**Instructions for the task:** The listing below is to be output in its exact form.

(Stored records)

- - -

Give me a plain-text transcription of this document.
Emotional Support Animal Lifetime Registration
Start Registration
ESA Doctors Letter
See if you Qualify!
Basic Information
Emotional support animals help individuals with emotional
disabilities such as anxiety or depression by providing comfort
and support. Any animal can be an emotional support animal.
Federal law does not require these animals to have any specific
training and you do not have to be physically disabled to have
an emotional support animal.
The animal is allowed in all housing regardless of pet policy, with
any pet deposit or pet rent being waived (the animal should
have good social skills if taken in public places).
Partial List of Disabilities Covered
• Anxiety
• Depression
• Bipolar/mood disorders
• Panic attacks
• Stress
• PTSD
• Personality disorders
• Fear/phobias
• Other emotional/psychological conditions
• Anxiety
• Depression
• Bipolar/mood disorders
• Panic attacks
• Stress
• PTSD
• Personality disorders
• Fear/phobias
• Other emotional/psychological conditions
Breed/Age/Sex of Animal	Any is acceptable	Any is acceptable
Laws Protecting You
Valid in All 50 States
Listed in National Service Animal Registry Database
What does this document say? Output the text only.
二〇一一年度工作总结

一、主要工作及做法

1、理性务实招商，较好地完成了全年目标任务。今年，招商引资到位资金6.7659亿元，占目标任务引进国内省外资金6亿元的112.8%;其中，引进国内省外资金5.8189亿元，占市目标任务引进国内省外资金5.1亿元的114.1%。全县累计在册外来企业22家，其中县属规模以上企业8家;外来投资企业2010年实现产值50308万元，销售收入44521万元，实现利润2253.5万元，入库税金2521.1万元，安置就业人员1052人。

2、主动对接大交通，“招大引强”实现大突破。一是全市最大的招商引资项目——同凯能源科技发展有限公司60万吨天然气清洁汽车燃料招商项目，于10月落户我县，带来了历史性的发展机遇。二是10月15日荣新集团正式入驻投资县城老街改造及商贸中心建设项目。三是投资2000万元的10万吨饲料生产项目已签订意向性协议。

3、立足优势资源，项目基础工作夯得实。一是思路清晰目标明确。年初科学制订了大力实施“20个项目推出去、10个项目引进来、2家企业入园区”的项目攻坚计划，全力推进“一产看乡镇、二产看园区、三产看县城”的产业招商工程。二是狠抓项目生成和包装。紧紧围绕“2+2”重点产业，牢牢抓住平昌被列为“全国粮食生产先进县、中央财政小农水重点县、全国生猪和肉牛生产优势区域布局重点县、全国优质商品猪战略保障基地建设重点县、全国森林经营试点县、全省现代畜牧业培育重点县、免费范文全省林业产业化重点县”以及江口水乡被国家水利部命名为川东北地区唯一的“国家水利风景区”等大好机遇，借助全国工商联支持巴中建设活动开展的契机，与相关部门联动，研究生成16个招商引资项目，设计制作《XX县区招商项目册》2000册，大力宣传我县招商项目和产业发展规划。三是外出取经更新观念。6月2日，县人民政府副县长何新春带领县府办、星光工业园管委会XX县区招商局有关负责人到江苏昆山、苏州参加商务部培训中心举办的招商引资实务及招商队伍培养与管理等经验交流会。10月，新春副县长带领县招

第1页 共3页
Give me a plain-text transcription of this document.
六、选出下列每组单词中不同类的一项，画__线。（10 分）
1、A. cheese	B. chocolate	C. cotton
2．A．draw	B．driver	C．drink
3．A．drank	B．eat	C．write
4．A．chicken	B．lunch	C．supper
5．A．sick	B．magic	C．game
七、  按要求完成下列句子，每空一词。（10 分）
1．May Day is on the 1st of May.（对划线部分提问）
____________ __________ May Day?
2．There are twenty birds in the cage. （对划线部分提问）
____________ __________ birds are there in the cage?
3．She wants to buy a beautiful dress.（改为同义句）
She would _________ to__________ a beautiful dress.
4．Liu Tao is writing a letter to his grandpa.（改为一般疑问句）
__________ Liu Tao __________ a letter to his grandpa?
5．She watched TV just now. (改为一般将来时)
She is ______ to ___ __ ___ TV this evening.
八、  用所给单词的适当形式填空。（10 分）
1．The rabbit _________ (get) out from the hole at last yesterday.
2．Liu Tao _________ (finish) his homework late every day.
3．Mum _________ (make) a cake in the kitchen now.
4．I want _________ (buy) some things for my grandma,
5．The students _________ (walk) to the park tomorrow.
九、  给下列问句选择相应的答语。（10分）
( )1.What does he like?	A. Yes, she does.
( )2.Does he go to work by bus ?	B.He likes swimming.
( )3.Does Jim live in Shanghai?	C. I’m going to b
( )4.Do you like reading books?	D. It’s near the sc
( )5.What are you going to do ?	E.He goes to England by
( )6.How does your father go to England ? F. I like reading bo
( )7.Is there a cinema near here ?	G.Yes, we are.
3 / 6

- - -

**Written solution:**
Give me a plain-text transcription of this document.
Emotional Support Animal Lifetime Registration
Start Registration
ESA Doctors Letter
See if you Qualify!
Basic Information
Emotional support animals help individuals with emotional
disabilities such as anxiety or depression by providing comfort
and support. Any animal can be an emotional support animal.
Federal law does not require these animals to have any specific
training and you do not have to be physically disabled to have
an emotional support animal.
The animal is allowed in all housing regardless of pet policy, with
any pet deposit or pet rent being waived (the animal should
have good social skills if taken in public places).
Partial List of Disabilities Covered
• Anxiety
• Depression
• Bipolar/mood disorders
• Panic attacks
• Stress
• PTSD
• Personality disorders
• Fear/phobias
• Other emotional/psychological conditions
• Anxiety
• Depression
• Bipolar/mood disorders
• Panic attacks
• Stress
• PTSD
• Personality disorders
• Fear/phobias
• Other emotional/psychological conditions
Breed/Age/Sex of Animal	Any is acceptable	Any is acceptable
Laws Protecting You
Valid in All 50 States
Listed in National Service Animal Registry Database
What does this document say? Output the text only.
二〇一一年度工作总结

一、主要工作及做法

1、理性务实招商，较好地完成了全年目标任务。今年，招商引资到位资金6.7659亿元，占目标任务引进国内省外资金6亿元的112.8%;其中，引进国内省外资金5.8189亿元，占市目标任务引进国内省外资金5.1亿元的114.1%。全县累计在册外来企业22家，其中县属规模以上企业8家;外来投资企业2010年实现产值50308万元，销售收入44521万元，实现利润2253.5万元，入库税金2521.1万元，安置就业人员1052人。

2、主动对接大交通，“招大引强”实现大突破。一是全市最大的招商引资项目——同凯能源科技发展有限公司60万吨天然气清洁汽车燃料招商项目，于10月落户我县，带来了历史性的发展机遇。二是10月15日荣新集团正式入驻投资县城老街改造及商贸中心建设项目。三是投资2000万元的10万吨饲料生产项目已签订意向性协议。

3、立足优势资源，项目基础工作夯得实。一是思路清晰目标明确。年初科学制订了大力实施“20个项目推出去、10个项目引进来、2家企业入园区”的项目攻坚计划，全力推进“一产看乡镇、二产看园区、三产看县城”的产业招商工程。二是狠抓项目生成和包装。紧紧围绕“2+2”重点产业，牢牢抓住平昌被列为“全国粮食生产先进县、中央财政小农水重点县、全国生猪和肉牛生产优势区域布局重点县、全国优质商品猪战略保障基地建设重点县、全国森林经营试点县、全省现代畜牧业培育重点县、免费范文全省林业产业化重点县”以及江口水乡被国家水利部命名为川东北地区唯一的“国家水利风景区”等大好机遇，借助全国工商联支持巴中建设活动开展的契机，与相关部门联动，研究生成16个招商引资项目，设计制作《XX县区招商项目册》2000册，大力宣传我县招商项目和产业发展规划。三是外出取经更新观念。6月2日，县人民政府副县长何新春带领县府办、星光工业园管委会XX县区招商局有关负责人到江苏昆山、苏州参加商务部培训中心举办的招商引资实务及招商队伍培养与管理等经验交流会。10月，新春副县长带领县招

第1页 共3页
Give me a plain-text transcription of this document.
六、选出下列每组单词中不同类的一项，画__线。（10 分）
1、A. cheese	B. chocolate	C. cotton
2．A．draw	B．driver	C．drink
3．A．drank	B．eat	C．write
4．A．chicken	B．lunch	C．supper
5．A．sick	B．magic	C．game
七、  按要求完成下列句子，每空一词。（10 分）
1．May Day is on the 1st of May.（对划线部分提问）
____________ __________ May Day?
2．There are twenty birds in the cage. （对划线部分提问）
____________ __________ birds are there in the cage?
3．She wants to buy a beautiful dress.（改为同义句）
She would _________ to__________ a beautiful dress.
4．Liu Tao is writing a letter to his grandpa.（改为一般疑问句）
__________ Liu Tao __________ a letter to his grandpa?
5．She watched TV just now. (改为一般将来时)
She is ______ to ___ __ ___ TV this evening.
八、  用所给单词的适当形式填空。（10 分）
1．The rabbit _________ (get) out from the hole at last yesterday.
2．Liu Tao _________ (finish) his homework late every day.
3．Mum _________ (make) a cake in the kitchen now.
4．I want _________ (buy) some things for my grandma,
5．The students _________ (walk) to the park tomorrow.
九、  给下列问句选择相应的答语。（10分）
( )1.What does he like?	A. Yes, she does.
( )2.Does he go to work by bus ?	B.He likes swimming.
( )3.Does Jim live in Shanghai?	C. I’m going to b
( )4.Do you like reading books?	D. It’s near the sc
( )5.What are you going to do ?	E.He goes to England by
( )6.How does your father go to England ? F. I like reading bo
( )7.Is there a cinema near here ?	G.Yes, we are.
3 / 6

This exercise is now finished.